Start Dataset extract
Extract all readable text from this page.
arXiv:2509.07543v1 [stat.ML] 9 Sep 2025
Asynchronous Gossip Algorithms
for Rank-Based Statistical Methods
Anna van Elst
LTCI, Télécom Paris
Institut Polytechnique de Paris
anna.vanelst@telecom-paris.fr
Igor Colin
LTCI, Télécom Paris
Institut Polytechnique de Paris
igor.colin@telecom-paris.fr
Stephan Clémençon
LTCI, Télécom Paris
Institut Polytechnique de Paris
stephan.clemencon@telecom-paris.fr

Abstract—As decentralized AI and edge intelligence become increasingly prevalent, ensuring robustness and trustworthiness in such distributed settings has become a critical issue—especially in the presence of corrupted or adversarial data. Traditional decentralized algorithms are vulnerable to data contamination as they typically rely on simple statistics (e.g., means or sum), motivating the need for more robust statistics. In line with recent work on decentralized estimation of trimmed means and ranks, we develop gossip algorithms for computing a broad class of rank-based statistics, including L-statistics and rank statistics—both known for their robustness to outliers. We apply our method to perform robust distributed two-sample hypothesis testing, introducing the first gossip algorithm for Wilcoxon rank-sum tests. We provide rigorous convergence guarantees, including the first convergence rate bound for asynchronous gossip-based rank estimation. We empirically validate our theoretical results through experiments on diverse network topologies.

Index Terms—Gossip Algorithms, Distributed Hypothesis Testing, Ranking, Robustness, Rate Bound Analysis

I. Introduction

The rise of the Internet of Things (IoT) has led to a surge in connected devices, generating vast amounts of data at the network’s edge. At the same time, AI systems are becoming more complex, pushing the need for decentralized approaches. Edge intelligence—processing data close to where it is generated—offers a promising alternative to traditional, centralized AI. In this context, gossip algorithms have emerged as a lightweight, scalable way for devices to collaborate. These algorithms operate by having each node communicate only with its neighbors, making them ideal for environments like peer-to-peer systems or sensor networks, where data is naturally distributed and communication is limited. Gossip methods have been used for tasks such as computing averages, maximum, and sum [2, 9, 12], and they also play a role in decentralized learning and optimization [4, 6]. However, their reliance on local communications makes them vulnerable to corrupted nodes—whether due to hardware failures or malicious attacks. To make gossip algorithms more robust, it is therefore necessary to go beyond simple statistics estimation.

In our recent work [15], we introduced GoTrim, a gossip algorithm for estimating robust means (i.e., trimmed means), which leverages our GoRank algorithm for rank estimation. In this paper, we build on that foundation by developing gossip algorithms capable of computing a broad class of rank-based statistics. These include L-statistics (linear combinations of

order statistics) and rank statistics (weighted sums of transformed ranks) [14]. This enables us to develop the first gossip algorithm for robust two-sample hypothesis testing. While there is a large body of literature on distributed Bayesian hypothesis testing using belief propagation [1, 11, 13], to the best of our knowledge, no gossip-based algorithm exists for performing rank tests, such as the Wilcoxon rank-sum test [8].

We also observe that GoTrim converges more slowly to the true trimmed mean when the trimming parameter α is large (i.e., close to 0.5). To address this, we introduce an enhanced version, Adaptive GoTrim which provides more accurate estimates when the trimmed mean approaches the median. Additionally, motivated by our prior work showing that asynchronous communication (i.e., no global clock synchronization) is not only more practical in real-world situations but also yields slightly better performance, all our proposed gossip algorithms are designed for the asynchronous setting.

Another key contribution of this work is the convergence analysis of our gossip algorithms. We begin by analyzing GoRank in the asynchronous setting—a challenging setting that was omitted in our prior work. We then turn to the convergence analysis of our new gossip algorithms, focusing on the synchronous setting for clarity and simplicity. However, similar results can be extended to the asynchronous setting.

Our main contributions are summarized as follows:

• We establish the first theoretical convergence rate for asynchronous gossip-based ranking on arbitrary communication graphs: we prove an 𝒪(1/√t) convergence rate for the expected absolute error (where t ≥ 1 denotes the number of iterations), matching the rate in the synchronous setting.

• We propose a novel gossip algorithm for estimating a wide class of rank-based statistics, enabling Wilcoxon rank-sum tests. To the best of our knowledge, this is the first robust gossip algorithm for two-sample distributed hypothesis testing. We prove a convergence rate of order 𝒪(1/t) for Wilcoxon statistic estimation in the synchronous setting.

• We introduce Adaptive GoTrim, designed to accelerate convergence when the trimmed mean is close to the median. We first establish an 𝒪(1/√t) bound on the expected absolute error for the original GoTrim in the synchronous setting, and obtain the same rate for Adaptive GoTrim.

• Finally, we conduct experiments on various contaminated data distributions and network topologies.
End Dataset extract
**Problem requirements**
Copy out the lines in which the string "telecom" appears.

**Exercise response**
anna.vanelst@telecom-paris.fr
igor.colin@telecom-paris.fr
stephan.clemencon@telecom-paris.fr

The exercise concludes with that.